Using the material that follows, identify and copy each line with the string "Alleles".

------------------------------------------------

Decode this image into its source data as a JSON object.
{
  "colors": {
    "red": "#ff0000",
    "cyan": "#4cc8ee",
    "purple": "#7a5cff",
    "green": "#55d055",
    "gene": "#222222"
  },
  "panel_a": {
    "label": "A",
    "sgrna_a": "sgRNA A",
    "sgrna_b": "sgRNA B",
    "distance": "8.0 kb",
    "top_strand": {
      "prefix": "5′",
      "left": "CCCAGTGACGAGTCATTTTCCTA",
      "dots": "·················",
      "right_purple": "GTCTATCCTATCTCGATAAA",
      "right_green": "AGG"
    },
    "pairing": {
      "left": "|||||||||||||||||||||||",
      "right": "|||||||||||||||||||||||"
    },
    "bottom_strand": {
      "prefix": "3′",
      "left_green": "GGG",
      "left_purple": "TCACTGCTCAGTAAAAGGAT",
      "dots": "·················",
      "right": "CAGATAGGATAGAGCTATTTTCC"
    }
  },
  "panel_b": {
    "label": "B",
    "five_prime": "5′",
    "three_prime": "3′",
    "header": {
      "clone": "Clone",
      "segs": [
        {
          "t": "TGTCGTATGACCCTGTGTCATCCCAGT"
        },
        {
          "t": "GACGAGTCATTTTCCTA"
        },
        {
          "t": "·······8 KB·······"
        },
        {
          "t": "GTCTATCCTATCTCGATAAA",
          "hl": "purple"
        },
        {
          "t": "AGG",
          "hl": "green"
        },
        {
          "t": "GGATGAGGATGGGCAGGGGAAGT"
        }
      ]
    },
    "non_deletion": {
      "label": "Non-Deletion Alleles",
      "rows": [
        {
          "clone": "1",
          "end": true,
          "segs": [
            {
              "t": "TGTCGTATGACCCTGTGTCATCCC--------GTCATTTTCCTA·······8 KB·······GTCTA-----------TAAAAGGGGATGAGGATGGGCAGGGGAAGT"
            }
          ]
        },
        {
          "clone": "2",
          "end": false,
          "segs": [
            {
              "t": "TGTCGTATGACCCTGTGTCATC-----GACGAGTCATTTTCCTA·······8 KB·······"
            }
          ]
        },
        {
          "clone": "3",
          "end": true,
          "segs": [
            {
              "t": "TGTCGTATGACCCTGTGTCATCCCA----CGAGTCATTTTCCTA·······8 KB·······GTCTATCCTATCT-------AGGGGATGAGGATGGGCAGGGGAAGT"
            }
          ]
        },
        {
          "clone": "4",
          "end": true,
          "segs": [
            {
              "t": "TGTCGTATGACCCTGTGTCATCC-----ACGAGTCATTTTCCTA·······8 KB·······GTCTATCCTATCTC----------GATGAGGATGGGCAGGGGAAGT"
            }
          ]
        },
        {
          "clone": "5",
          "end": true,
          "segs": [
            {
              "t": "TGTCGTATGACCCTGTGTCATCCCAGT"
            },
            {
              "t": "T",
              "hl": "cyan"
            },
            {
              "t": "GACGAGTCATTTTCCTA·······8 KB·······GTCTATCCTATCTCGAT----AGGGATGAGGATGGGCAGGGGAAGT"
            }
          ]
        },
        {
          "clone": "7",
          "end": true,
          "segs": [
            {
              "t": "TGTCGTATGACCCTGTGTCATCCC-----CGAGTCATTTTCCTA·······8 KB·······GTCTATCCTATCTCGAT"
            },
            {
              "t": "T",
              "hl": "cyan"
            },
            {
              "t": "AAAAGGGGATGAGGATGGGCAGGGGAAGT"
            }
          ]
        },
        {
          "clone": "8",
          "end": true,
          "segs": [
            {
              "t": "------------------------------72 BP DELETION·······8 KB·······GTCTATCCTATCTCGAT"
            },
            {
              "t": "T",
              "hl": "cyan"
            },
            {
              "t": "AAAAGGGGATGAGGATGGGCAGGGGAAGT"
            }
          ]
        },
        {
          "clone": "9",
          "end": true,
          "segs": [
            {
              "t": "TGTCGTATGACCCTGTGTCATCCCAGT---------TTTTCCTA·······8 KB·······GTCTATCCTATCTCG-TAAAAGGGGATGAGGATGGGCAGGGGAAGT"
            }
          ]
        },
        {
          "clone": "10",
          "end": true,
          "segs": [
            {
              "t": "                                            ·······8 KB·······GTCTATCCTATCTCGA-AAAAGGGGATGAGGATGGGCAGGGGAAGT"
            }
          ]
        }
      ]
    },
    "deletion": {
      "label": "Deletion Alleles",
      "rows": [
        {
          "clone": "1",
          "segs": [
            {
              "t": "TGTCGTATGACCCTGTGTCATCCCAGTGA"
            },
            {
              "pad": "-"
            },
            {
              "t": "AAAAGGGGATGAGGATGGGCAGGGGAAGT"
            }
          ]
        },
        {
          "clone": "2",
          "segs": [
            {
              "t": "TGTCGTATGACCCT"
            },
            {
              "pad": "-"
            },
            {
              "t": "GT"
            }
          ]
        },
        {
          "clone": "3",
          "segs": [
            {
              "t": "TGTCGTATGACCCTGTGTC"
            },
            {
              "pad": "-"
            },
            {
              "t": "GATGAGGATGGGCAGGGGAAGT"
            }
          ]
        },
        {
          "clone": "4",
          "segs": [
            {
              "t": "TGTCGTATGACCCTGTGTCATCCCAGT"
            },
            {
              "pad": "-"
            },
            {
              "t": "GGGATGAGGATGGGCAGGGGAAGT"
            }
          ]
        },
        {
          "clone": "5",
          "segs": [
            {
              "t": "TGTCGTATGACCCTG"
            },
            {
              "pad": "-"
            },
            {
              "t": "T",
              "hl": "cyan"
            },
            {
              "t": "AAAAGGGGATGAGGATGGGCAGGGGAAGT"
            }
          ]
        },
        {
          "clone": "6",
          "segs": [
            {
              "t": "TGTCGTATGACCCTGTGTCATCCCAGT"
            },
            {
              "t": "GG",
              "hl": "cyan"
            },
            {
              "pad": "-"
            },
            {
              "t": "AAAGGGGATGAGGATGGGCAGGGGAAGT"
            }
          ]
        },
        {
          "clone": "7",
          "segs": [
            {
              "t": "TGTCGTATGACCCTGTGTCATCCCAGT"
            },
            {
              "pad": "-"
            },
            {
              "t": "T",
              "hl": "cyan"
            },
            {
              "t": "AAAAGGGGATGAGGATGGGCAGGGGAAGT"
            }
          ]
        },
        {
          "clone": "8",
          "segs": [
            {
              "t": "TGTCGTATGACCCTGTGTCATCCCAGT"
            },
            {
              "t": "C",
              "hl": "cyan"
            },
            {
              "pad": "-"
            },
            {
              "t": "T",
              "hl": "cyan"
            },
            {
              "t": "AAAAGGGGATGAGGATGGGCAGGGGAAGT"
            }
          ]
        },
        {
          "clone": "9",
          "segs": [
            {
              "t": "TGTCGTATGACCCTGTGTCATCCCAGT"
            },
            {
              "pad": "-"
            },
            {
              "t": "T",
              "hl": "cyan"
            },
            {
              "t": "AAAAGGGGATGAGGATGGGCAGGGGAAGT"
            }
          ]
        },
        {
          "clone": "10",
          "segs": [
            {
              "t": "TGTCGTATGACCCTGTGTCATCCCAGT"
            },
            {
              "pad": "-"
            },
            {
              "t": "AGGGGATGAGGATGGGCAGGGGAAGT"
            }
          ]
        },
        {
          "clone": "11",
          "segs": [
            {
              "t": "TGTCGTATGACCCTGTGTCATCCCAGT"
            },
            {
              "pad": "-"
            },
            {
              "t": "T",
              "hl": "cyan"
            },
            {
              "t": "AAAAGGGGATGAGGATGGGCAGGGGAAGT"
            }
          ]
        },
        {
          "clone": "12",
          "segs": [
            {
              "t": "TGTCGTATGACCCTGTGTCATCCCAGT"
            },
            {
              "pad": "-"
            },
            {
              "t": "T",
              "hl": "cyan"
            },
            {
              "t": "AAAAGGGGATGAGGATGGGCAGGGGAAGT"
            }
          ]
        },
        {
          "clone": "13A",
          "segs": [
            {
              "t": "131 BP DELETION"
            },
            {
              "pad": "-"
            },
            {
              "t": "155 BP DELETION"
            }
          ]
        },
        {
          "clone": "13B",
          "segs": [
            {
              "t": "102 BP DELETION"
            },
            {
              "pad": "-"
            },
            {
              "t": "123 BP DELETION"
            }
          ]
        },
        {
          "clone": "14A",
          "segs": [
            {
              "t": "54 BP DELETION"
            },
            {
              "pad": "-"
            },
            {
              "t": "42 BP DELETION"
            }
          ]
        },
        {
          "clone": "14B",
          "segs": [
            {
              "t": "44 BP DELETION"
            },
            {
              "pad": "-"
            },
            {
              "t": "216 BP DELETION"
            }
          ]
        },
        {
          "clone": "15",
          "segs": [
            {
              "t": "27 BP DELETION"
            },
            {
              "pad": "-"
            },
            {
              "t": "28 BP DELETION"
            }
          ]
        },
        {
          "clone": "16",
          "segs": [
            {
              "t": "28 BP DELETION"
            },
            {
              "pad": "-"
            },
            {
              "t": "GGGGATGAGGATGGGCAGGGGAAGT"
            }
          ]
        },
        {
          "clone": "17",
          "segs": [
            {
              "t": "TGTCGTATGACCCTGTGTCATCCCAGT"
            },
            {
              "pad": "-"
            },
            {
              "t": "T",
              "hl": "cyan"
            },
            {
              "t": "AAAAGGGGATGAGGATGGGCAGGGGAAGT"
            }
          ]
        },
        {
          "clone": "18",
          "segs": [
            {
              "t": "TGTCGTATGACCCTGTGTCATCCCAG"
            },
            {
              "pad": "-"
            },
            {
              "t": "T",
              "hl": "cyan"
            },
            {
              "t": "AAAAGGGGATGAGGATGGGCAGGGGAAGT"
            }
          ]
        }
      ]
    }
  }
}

------------------------------------------------

Result:
      "label": "Non-Deletion Alleles",
      "label": "Deletion Alleles",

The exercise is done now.